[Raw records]
##############################
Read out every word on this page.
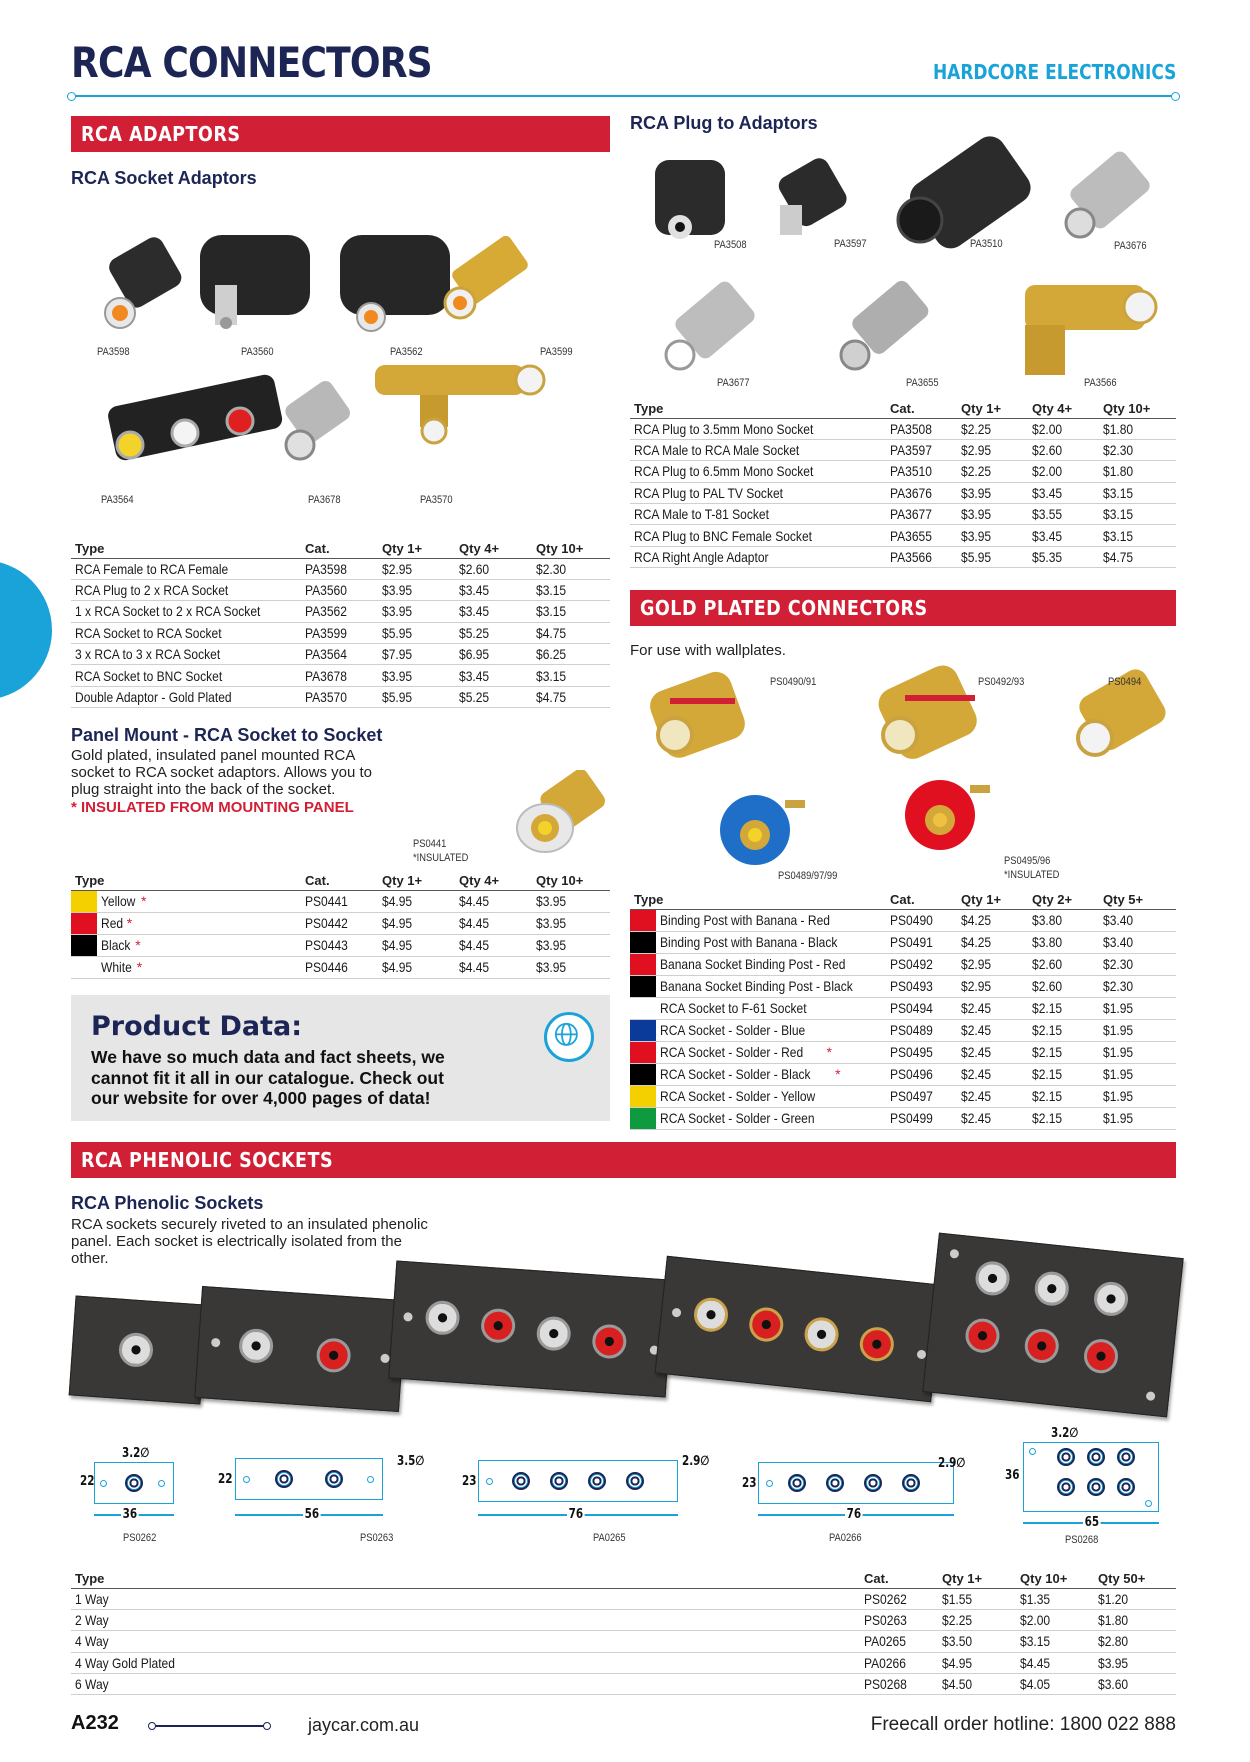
RCA CONNECTORS	HARDCORE ELECTRONICS
RCA ADAPTORS
RCA Socket Adaptors
PA3598	PA3560	PA3562	PA3599
PA3564	PA3678	PA3570
Type	Cat.	Qty 1+	Qty 4+	Qty 10+
RCA Female to RCA Female	PA3598	$2.95	$2.60	$2.30
RCA Plug to 2 x RCA Socket	PA3560	$3.95	$3.45	$3.15
1 x RCA Socket to 2 x RCA Socket	PA3562	$3.95	$3.45	$3.15
RCA Socket to RCA Socket	PA3599	$5.95	$5.25	$4.75
3 x RCA to 3 x RCA Socket	PA3564	$7.95	$6.95	$6.25
RCA Socket to BNC Socket	PA3678	$3.95	$3.45	$3.15
Double Adaptor - Gold Plated	PA3570	$5.95	$5.25	$4.75
Panel Mount - RCA Socket to Socket
Gold plated, insulated panel mounted RCA socket to RCA socket adaptors. Allows you to plug straight into the back of the socket.
* INSULATED FROM MOUNTING PANEL
PS0441
*INSULATED
Type		Cat.	Qty 1+	Qty 4+	Qty 10+

	Yellow *	PS0441	$4.95	$4.45	$3.95

	Red *	PS0442	$4.95	$4.45	$3.95

	Black *	PS0443	$4.95	$4.45	$3.95

	White *	PS0446	$4.95	$4.45	$3.95
Product Data:
We have so much data and fact sheets, we cannot fit it all in our catalogue. Check out our website for over 4,000 pages of data!
RCA Plug to Adaptors
PA3508	PA3597	PA3510	PA3676
PA3677	PA3655	PA3566
Type	Cat.	Qty 1+	Qty 4+	Qty 10+
RCA Plug to 3.5mm Mono Socket	PA3508	$2.25	$2.00	$1.80
RCA Male to RCA Male Socket	PA3597	$2.95	$2.60	$2.30
RCA Plug to 6.5mm Mono Socket	PA3510	$2.25	$2.00	$1.80
RCA Plug to PAL TV Socket	PA3676	$3.95	$3.45	$3.15
RCA Male to T-81 Socket	PA3677	$3.95	$3.55	$3.15
RCA Plug to BNC Female Socket	PA3655	$3.95	$3.45	$3.15
RCA Right Angle Adaptor	PA3566	$5.95	$5.35	$4.75
GOLD PLATED CONNECTORS
For use with wallplates.
PS0490/91	PS0492/93	PS0494
PS0489/97/99
PS0495/96
*INSULATED
Type		Cat.	Qty 1+	Qty 2+	Qty 5+

	Binding Post with Banana - Red	PS0490	$4.25	$3.80	$3.40

	Binding Post with Banana - Black	PS0491	$4.25	$3.80	$3.40

	Banana Socket Binding Post - Red	PS0492	$2.95	$2.60	$2.30

	Banana Socket Binding Post - Black	PS0493	$2.95	$2.60	$2.30

	RCA Socket to F-61 Socket	PS0494	$2.45	$2.15	$1.95

	RCA Socket - Solder - Blue	PS0489	$2.45	$2.15	$1.95

	RCA Socket - Solder - Red *	PS0495	$2.45	$2.15	$1.95

	RCA Socket - Solder - Black *	PS0496	$2.45	$2.15	$1.95

	RCA Socket - Solder - Yellow	PS0497	$2.45	$2.15	$1.95

	RCA Socket - Solder - Green	PS0499	$2.45	$2.15	$1.95
RCA PHENOLIC SOCKETS
RCA Phenolic Sockets
RCA sockets securely riveted to an insulated phenolic panel. Each socket is electrically isolated from the other.
3.2∅
22
36
PS0262
3.5∅
22
56
PS0263
2.9∅
23
76
PA0265
2.9∅
23
76
PA0266
3.2∅
36
65
PS0268
Type	Cat.	Qty 1+	Qty 10+	Qty 50+
1 Way	PS0262	$1.55	$1.35	$1.20
2 Way	PS0263	$2.25	$2.00	$1.80
4 Way	PA0265	$3.50	$3.15	$2.80
4 Way Gold Plated	PA0266	$4.95	$4.45	$3.95
6 Way	PS0268	$4.50	$4.05	$3.60
A232	jaycar.com.au	Freecall order hotline: 1800 022 888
##############################
# PROBLEM DESCRIPTION:
Each record above is to be restated exactly, with its pictures removed from the copy.

# RESULT FOR THIS EXERCISE:
Read out every word on this page.
RCA CONNECTORS	HARDCORE ELECTRONICS
RCA ADAPTORS
RCA Socket Adaptors
PA3598	PA3560	PA3562	PA3599
PA3564	PA3678	PA3570
Type	Cat.	Qty 1+	Qty 4+	Qty 10+
RCA Female to RCA Female	PA3598	$2.95	$2.60	$2.30
RCA Plug to 2 x RCA Socket	PA3560	$3.95	$3.45	$3.15
1 x RCA Socket to 2 x RCA Socket	PA3562	$3.95	$3.45	$3.15
RCA Socket to RCA Socket	PA3599	$5.95	$5.25	$4.75
3 x RCA to 3 x RCA Socket	PA3564	$7.95	$6.95	$6.25
RCA Socket to BNC Socket	PA3678	$3.95	$3.45	$3.15
Double Adaptor - Gold Plated	PA3570	$5.95	$5.25	$4.75
Panel Mount - RCA Socket to Socket
Gold plated, insulated panel mounted RCA socket to RCA socket adaptors. Allows you to plug straight into the back of the socket.
* INSULATED FROM MOUNTING PANEL
PS0441
*INSULATED
Type		Cat.	Qty 1+	Qty 4+	Qty 10+

	Yellow *	PS0441	$4.95	$4.45	$3.95

	Red *	PS0442	$4.95	$4.45	$3.95

	Black *	PS0443	$4.95	$4.45	$3.95

	White *	PS0446	$4.95	$4.45	$3.95
Product Data:
We have so much data and fact sheets, we cannot fit it all in our catalogue. Check out our website for over 4,000 pages of data!
RCA Plug to Adaptors
PA3508	PA3597	PA3510	PA3676
PA3677	PA3655	PA3566
Type	Cat.	Qty 1+	Qty 4+	Qty 10+
RCA Plug to 3.5mm Mono Socket	PA3508	$2.25	$2.00	$1.80
RCA Male to RCA Male Socket	PA3597	$2.95	$2.60	$2.30
RCA Plug to 6.5mm Mono Socket	PA3510	$2.25	$2.00	$1.80
RCA Plug to PAL TV Socket	PA3676	$3.95	$3.45	$3.15
RCA Male to T-81 Socket	PA3677	$3.95	$3.55	$3.15
RCA Plug to BNC Female Socket	PA3655	$3.95	$3.45	$3.15
RCA Right Angle Adaptor	PA3566	$5.95	$5.35	$4.75
GOLD PLATED CONNECTORS
For use with wallplates.
PS0490/91	PS0492/93	PS0494
PS0489/97/99
PS0495/96
*INSULATED
Type		Cat.	Qty 1+	Qty 2+	Qty 5+

	Binding Post with Banana - Red	PS0490	$4.25	$3.80	$3.40

	Binding Post with Banana - Black	PS0491	$4.25	$3.80	$3.40

	Banana Socket Binding Post - Red	PS0492	$2.95	$2.60	$2.30

	Banana Socket Binding Post - Black	PS0493	$2.95	$2.60	$2.30

	RCA Socket to F-61 Socket	PS0494	$2.45	$2.15	$1.95

	RCA Socket - Solder - Blue	PS0489	$2.45	$2.15	$1.95

	RCA Socket - Solder - Red *	PS0495	$2.45	$2.15	$1.95

	RCA Socket - Solder - Black *	PS0496	$2.45	$2.15	$1.95

	RCA Socket - Solder - Yellow	PS0497	$2.45	$2.15	$1.95

	RCA Socket - Solder - Green	PS0499	$2.45	$2.15	$1.95
RCA PHENOLIC SOCKETS
RCA Phenolic Sockets
RCA sockets securely riveted to an insulated phenolic panel. Each socket is electrically isolated from the other.
3.2∅
22
36
PS0262
3.5∅
22
56
PS0263
2.9∅
23
76
PA0265
2.9∅
23
76
PA0266
3.2∅
36
65
PS0268
Type	Cat.	Qty 1+	Qty 10+	Qty 50+
1 Way	PS0262	$1.55	$1.35	$1.20
2 Way	PS0263	$2.25	$2.00	$1.80
4 Way	PA0265	$3.50	$3.15	$2.80
4 Way Gold Plated	PA0266	$4.95	$4.45	$3.95
6 Way	PS0268	$4.50	$4.05	$3.60
A232	jaycar.com.au	Freecall order hotline: 1800 022 888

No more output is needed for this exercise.